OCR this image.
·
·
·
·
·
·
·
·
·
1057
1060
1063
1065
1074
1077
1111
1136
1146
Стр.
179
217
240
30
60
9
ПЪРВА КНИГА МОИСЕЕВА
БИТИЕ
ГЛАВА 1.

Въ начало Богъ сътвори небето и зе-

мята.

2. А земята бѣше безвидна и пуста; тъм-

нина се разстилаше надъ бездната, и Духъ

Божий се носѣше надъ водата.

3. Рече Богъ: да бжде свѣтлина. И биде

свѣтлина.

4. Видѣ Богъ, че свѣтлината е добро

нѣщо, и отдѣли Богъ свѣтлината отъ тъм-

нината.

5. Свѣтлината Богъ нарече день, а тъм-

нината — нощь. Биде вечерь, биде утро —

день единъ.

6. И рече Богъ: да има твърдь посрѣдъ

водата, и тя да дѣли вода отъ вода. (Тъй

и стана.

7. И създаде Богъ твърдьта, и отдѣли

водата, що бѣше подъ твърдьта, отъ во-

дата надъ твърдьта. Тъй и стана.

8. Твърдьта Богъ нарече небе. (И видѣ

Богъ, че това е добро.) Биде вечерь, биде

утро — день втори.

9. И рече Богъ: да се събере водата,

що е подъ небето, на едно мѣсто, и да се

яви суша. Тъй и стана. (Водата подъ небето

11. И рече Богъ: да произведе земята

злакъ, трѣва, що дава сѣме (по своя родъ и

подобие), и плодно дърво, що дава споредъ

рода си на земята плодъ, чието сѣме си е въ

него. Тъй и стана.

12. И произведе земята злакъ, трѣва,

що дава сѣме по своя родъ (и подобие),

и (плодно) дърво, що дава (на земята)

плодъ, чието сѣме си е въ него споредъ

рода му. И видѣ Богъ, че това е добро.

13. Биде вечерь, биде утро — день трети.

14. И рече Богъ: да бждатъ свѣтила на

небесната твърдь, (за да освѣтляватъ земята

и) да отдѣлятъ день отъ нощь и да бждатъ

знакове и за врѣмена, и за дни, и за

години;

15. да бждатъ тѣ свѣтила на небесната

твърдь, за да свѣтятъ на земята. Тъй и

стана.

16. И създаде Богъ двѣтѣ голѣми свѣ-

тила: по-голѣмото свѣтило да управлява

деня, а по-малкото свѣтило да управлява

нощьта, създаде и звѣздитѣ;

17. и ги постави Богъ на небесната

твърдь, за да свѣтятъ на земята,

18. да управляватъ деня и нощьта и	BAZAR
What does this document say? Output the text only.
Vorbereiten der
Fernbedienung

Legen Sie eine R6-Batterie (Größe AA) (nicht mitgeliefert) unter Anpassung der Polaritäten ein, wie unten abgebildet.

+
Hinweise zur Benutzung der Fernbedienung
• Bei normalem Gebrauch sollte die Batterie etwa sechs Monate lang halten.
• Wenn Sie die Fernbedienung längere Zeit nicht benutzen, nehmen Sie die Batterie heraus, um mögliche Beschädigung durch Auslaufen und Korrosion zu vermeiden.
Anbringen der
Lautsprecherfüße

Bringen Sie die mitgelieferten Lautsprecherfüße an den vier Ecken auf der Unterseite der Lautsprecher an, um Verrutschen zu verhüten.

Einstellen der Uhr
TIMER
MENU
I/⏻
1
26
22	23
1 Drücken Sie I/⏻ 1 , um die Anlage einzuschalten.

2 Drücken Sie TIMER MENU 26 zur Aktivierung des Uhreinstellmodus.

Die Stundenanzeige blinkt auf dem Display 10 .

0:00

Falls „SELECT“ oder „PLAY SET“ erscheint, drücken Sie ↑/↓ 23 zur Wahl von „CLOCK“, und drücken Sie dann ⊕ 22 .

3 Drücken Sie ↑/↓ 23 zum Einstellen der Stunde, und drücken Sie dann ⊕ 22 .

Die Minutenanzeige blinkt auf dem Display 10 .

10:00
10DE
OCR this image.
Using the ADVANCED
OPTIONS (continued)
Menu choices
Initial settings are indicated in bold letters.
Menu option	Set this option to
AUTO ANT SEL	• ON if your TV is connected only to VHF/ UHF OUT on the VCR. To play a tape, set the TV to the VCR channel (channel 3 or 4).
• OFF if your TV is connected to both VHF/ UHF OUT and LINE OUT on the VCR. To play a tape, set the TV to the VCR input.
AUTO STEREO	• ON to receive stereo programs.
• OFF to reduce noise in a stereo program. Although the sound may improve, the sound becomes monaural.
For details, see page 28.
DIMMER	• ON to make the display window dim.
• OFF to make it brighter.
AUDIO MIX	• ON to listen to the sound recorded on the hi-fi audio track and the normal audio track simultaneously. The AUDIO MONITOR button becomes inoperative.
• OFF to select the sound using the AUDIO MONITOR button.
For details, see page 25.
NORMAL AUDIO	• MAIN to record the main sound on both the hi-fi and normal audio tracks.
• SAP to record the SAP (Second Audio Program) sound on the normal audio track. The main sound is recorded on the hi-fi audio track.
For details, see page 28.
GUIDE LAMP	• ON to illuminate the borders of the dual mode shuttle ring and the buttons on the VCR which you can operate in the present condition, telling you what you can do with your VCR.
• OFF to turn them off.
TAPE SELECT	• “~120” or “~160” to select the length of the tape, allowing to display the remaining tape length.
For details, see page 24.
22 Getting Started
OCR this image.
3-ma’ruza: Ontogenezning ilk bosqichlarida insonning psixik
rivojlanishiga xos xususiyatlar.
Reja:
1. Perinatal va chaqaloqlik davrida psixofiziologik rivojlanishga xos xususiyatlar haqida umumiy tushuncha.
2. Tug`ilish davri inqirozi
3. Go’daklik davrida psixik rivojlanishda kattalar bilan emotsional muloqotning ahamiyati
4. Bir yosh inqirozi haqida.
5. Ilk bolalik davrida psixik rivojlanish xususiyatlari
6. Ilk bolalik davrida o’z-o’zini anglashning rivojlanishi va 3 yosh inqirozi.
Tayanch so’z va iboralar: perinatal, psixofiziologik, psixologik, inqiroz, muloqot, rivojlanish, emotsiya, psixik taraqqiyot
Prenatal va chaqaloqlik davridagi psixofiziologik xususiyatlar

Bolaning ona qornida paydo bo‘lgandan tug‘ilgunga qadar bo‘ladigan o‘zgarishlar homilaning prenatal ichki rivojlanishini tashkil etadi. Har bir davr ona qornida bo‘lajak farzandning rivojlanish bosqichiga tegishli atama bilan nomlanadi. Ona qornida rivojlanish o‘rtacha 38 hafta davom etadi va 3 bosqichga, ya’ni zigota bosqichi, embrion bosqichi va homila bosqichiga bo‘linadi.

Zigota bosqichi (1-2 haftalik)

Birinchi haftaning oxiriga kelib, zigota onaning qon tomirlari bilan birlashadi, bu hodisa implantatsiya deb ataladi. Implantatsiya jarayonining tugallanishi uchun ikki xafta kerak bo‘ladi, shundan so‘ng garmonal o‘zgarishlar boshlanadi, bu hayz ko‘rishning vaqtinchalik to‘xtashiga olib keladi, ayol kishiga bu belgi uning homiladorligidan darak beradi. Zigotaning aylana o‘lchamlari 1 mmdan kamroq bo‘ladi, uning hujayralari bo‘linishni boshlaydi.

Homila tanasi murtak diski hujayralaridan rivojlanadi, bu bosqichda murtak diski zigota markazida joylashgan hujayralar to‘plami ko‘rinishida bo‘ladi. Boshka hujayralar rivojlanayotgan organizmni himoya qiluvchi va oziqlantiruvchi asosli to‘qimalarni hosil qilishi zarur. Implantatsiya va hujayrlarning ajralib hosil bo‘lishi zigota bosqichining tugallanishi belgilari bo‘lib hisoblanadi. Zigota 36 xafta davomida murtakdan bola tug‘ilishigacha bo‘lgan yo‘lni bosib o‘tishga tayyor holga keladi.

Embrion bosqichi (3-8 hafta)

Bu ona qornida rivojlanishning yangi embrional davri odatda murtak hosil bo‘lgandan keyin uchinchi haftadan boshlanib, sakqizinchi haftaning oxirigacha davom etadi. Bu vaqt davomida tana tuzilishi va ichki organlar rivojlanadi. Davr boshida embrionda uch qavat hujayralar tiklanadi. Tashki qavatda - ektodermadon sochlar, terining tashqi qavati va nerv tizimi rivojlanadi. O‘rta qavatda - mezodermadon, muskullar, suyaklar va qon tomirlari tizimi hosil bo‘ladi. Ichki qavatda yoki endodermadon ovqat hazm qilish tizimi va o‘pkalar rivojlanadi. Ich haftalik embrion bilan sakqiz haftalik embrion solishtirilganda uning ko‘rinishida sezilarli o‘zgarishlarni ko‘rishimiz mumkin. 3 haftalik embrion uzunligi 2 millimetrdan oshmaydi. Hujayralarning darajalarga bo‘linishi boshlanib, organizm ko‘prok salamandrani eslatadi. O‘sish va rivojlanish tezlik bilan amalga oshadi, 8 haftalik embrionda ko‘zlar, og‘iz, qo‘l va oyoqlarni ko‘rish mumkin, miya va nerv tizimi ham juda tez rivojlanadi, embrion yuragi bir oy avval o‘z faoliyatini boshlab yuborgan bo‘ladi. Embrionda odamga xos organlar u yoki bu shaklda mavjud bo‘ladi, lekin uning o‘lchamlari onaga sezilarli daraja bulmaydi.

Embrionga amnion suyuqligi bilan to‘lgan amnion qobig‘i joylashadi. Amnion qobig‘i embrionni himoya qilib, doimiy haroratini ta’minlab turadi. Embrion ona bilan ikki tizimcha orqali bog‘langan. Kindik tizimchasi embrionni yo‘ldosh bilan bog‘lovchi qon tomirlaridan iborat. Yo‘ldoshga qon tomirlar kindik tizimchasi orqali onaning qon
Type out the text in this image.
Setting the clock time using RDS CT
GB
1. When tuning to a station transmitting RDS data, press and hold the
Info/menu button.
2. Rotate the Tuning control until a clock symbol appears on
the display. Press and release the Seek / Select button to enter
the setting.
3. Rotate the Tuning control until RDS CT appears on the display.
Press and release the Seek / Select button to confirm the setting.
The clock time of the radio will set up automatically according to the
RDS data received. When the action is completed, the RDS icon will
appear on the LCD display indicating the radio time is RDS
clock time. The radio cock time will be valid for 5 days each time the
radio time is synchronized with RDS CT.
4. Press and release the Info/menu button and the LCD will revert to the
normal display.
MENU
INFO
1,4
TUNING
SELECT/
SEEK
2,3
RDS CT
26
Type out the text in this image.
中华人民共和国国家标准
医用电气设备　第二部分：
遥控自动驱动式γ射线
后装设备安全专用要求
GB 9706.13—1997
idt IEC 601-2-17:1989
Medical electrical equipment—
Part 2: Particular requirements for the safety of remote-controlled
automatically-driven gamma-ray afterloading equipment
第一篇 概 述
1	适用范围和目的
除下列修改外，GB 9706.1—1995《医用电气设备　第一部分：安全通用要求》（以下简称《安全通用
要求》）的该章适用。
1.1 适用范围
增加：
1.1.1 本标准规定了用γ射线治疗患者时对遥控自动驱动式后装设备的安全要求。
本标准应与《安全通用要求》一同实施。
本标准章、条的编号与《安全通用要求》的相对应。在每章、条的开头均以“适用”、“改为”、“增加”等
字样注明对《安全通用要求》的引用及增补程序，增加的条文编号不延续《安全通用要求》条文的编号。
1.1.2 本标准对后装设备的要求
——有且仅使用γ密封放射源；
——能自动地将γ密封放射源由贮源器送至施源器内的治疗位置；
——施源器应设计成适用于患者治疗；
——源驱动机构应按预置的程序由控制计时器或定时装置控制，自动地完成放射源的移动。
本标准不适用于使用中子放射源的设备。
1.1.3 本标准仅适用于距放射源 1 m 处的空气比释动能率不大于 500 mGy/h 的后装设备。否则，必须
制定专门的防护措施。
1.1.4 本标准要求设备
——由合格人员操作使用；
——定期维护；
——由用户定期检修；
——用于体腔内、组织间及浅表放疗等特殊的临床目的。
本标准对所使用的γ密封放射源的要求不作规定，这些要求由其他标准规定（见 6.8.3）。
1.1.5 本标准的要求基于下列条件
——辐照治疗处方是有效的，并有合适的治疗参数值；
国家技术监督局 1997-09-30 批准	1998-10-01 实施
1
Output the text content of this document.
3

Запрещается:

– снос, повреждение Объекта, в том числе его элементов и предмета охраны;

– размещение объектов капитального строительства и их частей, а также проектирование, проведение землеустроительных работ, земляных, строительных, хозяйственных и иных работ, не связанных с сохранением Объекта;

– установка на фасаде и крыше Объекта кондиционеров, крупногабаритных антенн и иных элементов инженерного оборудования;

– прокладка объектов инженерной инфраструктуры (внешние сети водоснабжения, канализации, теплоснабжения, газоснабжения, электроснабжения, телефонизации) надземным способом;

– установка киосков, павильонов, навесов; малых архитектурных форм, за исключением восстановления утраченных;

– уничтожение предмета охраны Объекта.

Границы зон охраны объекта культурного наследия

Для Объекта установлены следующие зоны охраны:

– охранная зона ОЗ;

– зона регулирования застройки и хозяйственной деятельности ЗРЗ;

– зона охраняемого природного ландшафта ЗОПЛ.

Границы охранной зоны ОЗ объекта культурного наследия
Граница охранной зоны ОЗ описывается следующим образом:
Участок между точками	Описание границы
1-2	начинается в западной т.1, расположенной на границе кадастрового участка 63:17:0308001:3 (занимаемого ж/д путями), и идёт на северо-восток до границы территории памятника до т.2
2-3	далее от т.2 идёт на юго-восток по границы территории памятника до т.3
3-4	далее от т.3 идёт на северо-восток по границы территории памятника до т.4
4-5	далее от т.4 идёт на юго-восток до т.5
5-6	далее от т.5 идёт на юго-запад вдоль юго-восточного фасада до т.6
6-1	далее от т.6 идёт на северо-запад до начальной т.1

- _TASK DESCRIPTION_
Track down every line with the word "территории" and copy it.

- _COMPLETE OUTPUT_
1-2	начинается в западной т.1, расположенной на границе кадастрового участка 63:17:0308001:3 (занимаемого ж/д путями), и идёт на северо-восток до границы территории памятника до т.2
2-3	далее от т.2 идёт на юго-восток по границы территории памятника до т.3
3-4	далее от т.3 идёт на северо-восток по границы территории памятника до т.4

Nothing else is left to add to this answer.